(Data listing)
start
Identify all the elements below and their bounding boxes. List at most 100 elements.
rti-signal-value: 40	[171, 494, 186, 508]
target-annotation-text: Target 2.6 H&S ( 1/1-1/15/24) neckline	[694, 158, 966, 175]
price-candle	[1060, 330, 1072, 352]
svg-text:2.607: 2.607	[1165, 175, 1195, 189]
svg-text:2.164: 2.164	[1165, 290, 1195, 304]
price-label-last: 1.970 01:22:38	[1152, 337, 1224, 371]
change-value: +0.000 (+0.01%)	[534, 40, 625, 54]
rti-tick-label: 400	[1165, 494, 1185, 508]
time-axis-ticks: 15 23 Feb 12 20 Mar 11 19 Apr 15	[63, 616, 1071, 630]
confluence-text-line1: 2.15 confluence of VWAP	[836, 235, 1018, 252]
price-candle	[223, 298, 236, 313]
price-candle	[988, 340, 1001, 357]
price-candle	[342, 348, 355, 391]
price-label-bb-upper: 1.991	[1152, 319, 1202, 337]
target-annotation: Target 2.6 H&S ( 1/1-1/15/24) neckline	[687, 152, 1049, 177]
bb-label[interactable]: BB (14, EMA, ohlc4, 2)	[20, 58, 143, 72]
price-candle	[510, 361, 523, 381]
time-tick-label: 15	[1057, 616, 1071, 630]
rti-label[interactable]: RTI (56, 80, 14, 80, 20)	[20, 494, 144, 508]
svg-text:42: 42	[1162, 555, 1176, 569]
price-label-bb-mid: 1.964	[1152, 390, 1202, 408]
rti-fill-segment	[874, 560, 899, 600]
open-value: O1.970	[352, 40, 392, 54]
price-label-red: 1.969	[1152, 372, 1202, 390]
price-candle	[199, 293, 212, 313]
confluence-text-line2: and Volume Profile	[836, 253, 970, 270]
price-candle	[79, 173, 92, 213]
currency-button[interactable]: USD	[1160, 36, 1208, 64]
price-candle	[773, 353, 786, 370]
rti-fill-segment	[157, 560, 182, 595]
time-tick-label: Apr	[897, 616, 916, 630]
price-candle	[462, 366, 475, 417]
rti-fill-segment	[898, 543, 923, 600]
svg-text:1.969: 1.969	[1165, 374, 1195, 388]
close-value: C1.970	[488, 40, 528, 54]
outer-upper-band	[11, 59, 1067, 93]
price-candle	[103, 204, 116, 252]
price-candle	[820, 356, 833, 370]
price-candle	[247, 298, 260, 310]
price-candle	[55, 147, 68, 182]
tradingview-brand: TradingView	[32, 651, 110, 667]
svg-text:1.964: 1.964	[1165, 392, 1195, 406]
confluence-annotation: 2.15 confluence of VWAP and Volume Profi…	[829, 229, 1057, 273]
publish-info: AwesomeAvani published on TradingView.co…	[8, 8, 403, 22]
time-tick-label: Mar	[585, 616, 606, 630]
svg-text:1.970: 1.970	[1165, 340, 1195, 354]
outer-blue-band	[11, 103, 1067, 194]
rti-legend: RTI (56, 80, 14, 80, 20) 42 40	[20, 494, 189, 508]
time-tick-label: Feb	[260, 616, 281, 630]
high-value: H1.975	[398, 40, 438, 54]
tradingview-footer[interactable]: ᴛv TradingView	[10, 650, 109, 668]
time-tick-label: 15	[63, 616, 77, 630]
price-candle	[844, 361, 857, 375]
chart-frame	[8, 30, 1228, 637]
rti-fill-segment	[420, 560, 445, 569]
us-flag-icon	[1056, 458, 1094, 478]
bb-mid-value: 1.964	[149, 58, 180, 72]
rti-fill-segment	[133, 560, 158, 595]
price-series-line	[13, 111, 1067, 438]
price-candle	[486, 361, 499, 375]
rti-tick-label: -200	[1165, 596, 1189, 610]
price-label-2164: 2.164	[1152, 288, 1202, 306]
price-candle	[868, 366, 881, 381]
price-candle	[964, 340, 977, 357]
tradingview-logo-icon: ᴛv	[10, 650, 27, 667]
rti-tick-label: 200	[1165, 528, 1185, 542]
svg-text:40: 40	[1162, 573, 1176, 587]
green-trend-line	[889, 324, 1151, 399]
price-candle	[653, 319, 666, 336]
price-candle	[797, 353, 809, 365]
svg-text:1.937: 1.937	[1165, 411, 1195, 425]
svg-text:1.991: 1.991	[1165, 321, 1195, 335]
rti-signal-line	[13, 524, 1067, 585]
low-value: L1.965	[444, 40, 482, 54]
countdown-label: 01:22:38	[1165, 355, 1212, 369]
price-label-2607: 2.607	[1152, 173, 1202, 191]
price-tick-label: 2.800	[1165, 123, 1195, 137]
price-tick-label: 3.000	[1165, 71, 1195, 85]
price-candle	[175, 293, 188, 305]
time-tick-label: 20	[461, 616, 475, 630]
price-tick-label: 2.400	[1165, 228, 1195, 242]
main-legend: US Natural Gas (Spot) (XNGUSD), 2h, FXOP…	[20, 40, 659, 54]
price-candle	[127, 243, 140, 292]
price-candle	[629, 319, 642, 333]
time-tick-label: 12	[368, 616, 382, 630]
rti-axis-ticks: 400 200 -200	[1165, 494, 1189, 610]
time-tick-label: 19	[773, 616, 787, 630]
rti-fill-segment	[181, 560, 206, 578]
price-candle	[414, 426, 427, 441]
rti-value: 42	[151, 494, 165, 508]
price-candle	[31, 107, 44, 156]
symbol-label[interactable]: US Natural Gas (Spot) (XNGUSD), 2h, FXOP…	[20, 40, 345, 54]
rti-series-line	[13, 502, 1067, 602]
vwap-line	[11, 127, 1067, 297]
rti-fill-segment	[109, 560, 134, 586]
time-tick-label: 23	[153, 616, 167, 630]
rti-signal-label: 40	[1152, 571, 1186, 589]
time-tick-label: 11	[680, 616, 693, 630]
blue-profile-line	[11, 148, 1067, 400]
end
• _Required task_
Reproduce every line of the data listing above word for word, covering all items.

• _Output_
Identify all the elements below and their bounding boxes. List at most 100 elements.
rti-signal-value: 40	[171, 494, 186, 508]
target-annotation-text: Target 2.6 H&S ( 1/1-1/15/24) neckline	[694, 158, 966, 175]
price-candle	[1060, 330, 1072, 352]
svg-text:2.607: 2.607	[1165, 175, 1195, 189]
svg-text:2.164: 2.164	[1165, 290, 1195, 304]
price-label-last: 1.970 01:22:38	[1152, 337, 1224, 371]
change-value: +0.000 (+0.01%)	[534, 40, 625, 54]
rti-tick-label: 400	[1165, 494, 1185, 508]
time-axis-ticks: 15 23 Feb 12 20 Mar 11 19 Apr 15	[63, 616, 1071, 630]
confluence-text-line1: 2.15 confluence of VWAP	[836, 235, 1018, 252]
price-candle	[223, 298, 236, 313]
price-candle	[988, 340, 1001, 357]
price-candle	[342, 348, 355, 391]
price-label-bb-upper: 1.991	[1152, 319, 1202, 337]
target-annotation: Target 2.6 H&S ( 1/1-1/15/24) neckline	[687, 152, 1049, 177]
bb-label[interactable]: BB (14, EMA, ohlc4, 2)	[20, 58, 143, 72]
price-candle	[510, 361, 523, 381]
time-tick-label: 15	[1057, 616, 1071, 630]
rti-label[interactable]: RTI (56, 80, 14, 80, 20)	[20, 494, 144, 508]
svg-text:42: 42	[1162, 555, 1176, 569]
price-label-bb-mid: 1.964	[1152, 390, 1202, 408]
rti-fill-segment	[874, 560, 899, 600]
open-value: O1.970	[352, 40, 392, 54]
price-label-red: 1.969	[1152, 372, 1202, 390]
price-candle	[199, 293, 212, 313]
confluence-text-line2: and Volume Profile	[836, 253, 970, 270]
price-candle	[79, 173, 92, 213]
currency-button[interactable]: USD	[1160, 36, 1208, 64]
price-candle	[773, 353, 786, 370]
rti-fill-segment	[157, 560, 182, 595]
time-tick-label: Apr	[897, 616, 916, 630]
price-candle	[462, 366, 475, 417]
rti-fill-segment	[898, 543, 923, 600]
svg-text:1.969: 1.969	[1165, 374, 1195, 388]
close-value: C1.970	[488, 40, 528, 54]
outer-upper-band	[11, 59, 1067, 93]
price-candle	[103, 204, 116, 252]
price-candle	[820, 356, 833, 370]
price-candle	[247, 298, 260, 310]
price-candle	[55, 147, 68, 182]
tradingview-brand: TradingView	[32, 651, 110, 667]
svg-text:1.964: 1.964	[1165, 392, 1195, 406]
confluence-annotation: 2.15 confluence of VWAP and Volume Profi…	[829, 229, 1057, 273]
publish-info: AwesomeAvani published on TradingView.co…	[8, 8, 403, 22]
time-tick-label: Mar	[585, 616, 606, 630]
svg-text:1.970: 1.970	[1165, 340, 1195, 354]
outer-blue-band	[11, 103, 1067, 194]
rti-legend: RTI (56, 80, 14, 80, 20) 42 40	[20, 494, 189, 508]
time-tick-label: Feb	[260, 616, 281, 630]
high-value: H1.975	[398, 40, 438, 54]
tradingview-footer[interactable]: ᴛv TradingView	[10, 650, 109, 668]
time-tick-label: 15	[63, 616, 77, 630]
price-candle	[844, 361, 857, 375]
chart-frame	[8, 30, 1228, 637]
rti-fill-segment	[420, 560, 445, 569]
us-flag-icon	[1056, 458, 1094, 478]
bb-mid-value: 1.964	[149, 58, 180, 72]
rti-fill-segment	[133, 560, 158, 595]
price-series-line	[13, 111, 1067, 438]
price-candle	[486, 361, 499, 375]
rti-tick-label: -200	[1165, 596, 1189, 610]
price-label-2164: 2.164	[1152, 288, 1202, 306]
price-candle	[868, 366, 881, 381]
price-candle	[964, 340, 977, 357]
tradingview-logo-icon: ᴛv	[10, 650, 27, 667]
rti-tick-label: 200	[1165, 528, 1185, 542]
svg-text:40: 40	[1162, 573, 1176, 587]
green-trend-line	[889, 324, 1151, 399]
price-candle	[653, 319, 666, 336]
price-candle	[797, 353, 809, 365]
svg-text:1.937: 1.937	[1165, 411, 1195, 425]
svg-text:1.991: 1.991	[1165, 321, 1195, 335]
rti-signal-line	[13, 524, 1067, 585]
low-value: L1.965	[444, 40, 482, 54]
countdown-label: 01:22:38	[1165, 355, 1212, 369]
price-label-2607: 2.607	[1152, 173, 1202, 191]
price-tick-label: 2.800	[1165, 123, 1195, 137]
price-tick-label: 3.000	[1165, 71, 1195, 85]
price-candle	[175, 293, 188, 305]
time-tick-label: 20	[461, 616, 475, 630]
price-tick-label: 2.400	[1165, 228, 1195, 242]
main-legend: US Natural Gas (Spot) (XNGUSD), 2h, FXOP…	[20, 40, 659, 54]
price-candle	[127, 243, 140, 292]
price-candle	[629, 319, 642, 333]
time-tick-label: 12	[368, 616, 382, 630]
rti-axis-ticks: 400 200 -200	[1165, 494, 1189, 610]
time-tick-label: 19	[773, 616, 787, 630]
rti-fill-segment	[181, 560, 206, 578]
price-candle	[414, 426, 427, 441]
rti-value: 42	[151, 494, 165, 508]
price-candle	[31, 107, 44, 156]
symbol-label[interactable]: US Natural Gas (Spot) (XNGUSD), 2h, FXOP…	[20, 40, 345, 54]
rti-series-line	[13, 502, 1067, 602]
vwap-line	[11, 127, 1067, 297]
rti-fill-segment	[109, 560, 134, 586]
time-tick-label: 23	[153, 616, 167, 630]
rti-signal-label: 40	[1152, 571, 1186, 589]
time-tick-label: 11	[680, 616, 693, 630]
blue-profile-line	[11, 148, 1067, 400]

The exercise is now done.